*AIM*
Rewrite the listing below as a numbered list, dropping any blank lines.

--------------------------------

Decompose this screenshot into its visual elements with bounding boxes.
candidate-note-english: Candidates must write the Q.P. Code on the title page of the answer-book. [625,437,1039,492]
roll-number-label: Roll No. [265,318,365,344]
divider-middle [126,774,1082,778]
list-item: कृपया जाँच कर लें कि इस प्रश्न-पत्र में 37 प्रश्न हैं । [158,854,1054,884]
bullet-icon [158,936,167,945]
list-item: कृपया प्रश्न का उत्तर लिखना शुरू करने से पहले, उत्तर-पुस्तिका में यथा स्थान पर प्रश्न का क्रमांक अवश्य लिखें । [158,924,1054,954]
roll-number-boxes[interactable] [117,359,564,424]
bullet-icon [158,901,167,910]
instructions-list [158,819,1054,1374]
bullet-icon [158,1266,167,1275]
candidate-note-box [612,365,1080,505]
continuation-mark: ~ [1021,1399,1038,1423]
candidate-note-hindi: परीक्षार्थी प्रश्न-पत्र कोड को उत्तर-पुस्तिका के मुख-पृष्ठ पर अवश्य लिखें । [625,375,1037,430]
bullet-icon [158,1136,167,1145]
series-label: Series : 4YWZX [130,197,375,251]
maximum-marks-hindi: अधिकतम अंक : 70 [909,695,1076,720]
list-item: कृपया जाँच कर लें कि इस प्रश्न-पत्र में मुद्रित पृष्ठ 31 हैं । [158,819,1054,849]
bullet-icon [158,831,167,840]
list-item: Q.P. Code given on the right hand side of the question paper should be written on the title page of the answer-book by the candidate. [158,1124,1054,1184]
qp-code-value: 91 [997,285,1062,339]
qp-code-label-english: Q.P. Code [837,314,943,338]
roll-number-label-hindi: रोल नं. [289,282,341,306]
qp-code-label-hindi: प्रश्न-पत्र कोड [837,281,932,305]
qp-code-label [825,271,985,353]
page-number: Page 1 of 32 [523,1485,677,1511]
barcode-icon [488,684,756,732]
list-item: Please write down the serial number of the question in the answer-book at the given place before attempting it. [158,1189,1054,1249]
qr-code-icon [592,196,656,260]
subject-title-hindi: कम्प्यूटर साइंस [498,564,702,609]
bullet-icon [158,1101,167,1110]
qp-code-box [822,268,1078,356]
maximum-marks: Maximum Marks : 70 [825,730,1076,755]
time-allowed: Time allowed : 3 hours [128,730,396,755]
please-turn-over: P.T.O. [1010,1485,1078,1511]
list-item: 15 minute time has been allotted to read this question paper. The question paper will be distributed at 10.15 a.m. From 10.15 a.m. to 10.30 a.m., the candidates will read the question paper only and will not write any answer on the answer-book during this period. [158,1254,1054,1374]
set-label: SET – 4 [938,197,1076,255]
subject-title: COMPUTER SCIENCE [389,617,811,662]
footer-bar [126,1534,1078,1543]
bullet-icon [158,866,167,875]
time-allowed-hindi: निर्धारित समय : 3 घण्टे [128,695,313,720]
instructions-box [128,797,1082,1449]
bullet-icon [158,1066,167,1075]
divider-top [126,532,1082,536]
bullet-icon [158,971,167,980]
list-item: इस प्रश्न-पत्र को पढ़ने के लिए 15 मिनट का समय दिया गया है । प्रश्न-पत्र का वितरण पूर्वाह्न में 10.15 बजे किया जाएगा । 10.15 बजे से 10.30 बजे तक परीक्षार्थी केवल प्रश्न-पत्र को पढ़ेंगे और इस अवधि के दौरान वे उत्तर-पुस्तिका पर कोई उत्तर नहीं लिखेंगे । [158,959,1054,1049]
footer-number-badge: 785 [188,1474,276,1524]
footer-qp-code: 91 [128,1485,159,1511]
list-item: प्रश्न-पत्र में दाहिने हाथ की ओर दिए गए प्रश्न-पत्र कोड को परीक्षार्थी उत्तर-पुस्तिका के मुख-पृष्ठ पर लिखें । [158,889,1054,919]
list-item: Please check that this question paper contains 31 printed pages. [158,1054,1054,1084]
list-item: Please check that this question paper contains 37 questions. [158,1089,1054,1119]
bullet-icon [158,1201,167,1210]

--------------------------------

*COMPLETED TASK*
1. Decompose this screenshot into its visual elements with bounding boxes.
2. candidate-note-english: Candidates must write the Q.P. Code on the title page of the answer-book. [625,437,1039,492]
3. roll-number-label: Roll No. [265,318,365,344]
4. divider-middle [126,774,1082,778]
5. list-item: कृपया जाँच कर लें कि इस प्रश्न-पत्र में 37 प्रश्न हैं । [158,854,1054,884]
6. bullet-icon [158,936,167,945]
7. list-item: कृपया प्रश्न का उत्तर लिखना शुरू करने से पहले, उत्तर-पुस्तिका में यथा स्थान पर प्रश्न का क्रमांक अवश्य लिखें । [158,924,1054,954]
8. roll-number-boxes[interactable] [117,359,564,424]
9. bullet-icon [158,901,167,910]
10. instructions-list [158,819,1054,1374]
11. bullet-icon [158,1266,167,1275]
12. candidate-note-box [612,365,1080,505]
13. continuation-mark: ~ [1021,1399,1038,1423]
14. candidate-note-hindi: परीक्षार्थी प्रश्न-पत्र कोड को उत्तर-पुस्तिका के मुख-पृष्ठ पर अवश्य लिखें । [625,375,1037,430]
15. bullet-icon [158,1136,167,1145]
16. series-label: Series : 4YWZX [130,197,375,251]
17. maximum-marks-hindi: अधिकतम अंक : 70 [909,695,1076,720]
18. list-item: कृपया जाँच कर लें कि इस प्रश्न-पत्र में मुद्रित पृष्ठ 31 हैं । [158,819,1054,849]
19. bullet-icon [158,831,167,840]
20. list-item: Q.P. Code given on the right hand side of the question paper should be written on the title page of the answer-book by the candidate. [158,1124,1054,1184]
21. qp-code-value: 91 [997,285,1062,339]
22. qp-code-label-english: Q.P. Code [837,314,943,338]
23. roll-number-label-hindi: रोल नं. [289,282,341,306]
24. qp-code-label-hindi: प्रश्न-पत्र कोड [837,281,932,305]
25. qp-code-label [825,271,985,353]
26. page-number: Page 1 of 32 [523,1485,677,1511]
27. barcode-icon [488,684,756,732]
28. list-item: Please write down the serial number of the question in the answer-book at the given place before attempting it. [158,1189,1054,1249]
29. qr-code-icon [592,196,656,260]
30. subject-title-hindi: कम्प्यूटर साइंस [498,564,702,609]
31. bullet-icon [158,1101,167,1110]
32. qp-code-box [822,268,1078,356]
33. maximum-marks: Maximum Marks : 70 [825,730,1076,755]
34. time-allowed: Time allowed : 3 hours [128,730,396,755]
35. please-turn-over: P.T.O. [1010,1485,1078,1511]
36. list-item: 15 minute time has been allotted to read this question paper. The question paper will be distributed at 10.15 a.m. From 10.15 a.m. to 10.30 a.m., the candidates will read the question paper only and will not write any answer on the answer-book during this period. [158,1254,1054,1374]
37. set-label: SET – 4 [938,197,1076,255]
38. subject-title: COMPUTER SCIENCE [389,617,811,662]
39. footer-bar [126,1534,1078,1543]
40. bullet-icon [158,866,167,875]
41. time-allowed-hindi: निर्धारित समय : 3 घण्टे [128,695,313,720]
42. instructions-box [128,797,1082,1449]
43. bullet-icon [158,1066,167,1075]
44. divider-top [126,532,1082,536]
45. bullet-icon [158,971,167,980]
46. list-item: इस प्रश्न-पत्र को पढ़ने के लिए 15 मिनट का समय दिया गया है । प्रश्न-पत्र का वितरण पूर्वाह्न में 10.15 बजे किया जाएगा । 10.15 बजे से 10.30 बजे तक परीक्षार्थी केवल प्रश्न-पत्र को पढ़ेंगे और इस अवधि के दौरान वे उत्तर-पुस्तिका पर कोई उत्तर नहीं लिखेंगे । [158,959,1054,1049]
47. footer-number-badge: 785 [188,1474,276,1524]
48. footer-qp-code: 91 [128,1485,159,1511]
49. list-item: प्रश्न-पत्र में दाहिने हाथ की ओर दिए गए प्रश्न-पत्र कोड को परीक्षार्थी उत्तर-पुस्तिका के मुख-पृष्ठ पर लिखें । [158,889,1054,919]
50. list-item: Please check that this question paper contains 31 printed pages. [158,1054,1054,1084]
51. list-item: Please check that this question paper contains 37 questions. [158,1089,1054,1119]
52. bullet-icon [158,1201,167,1210]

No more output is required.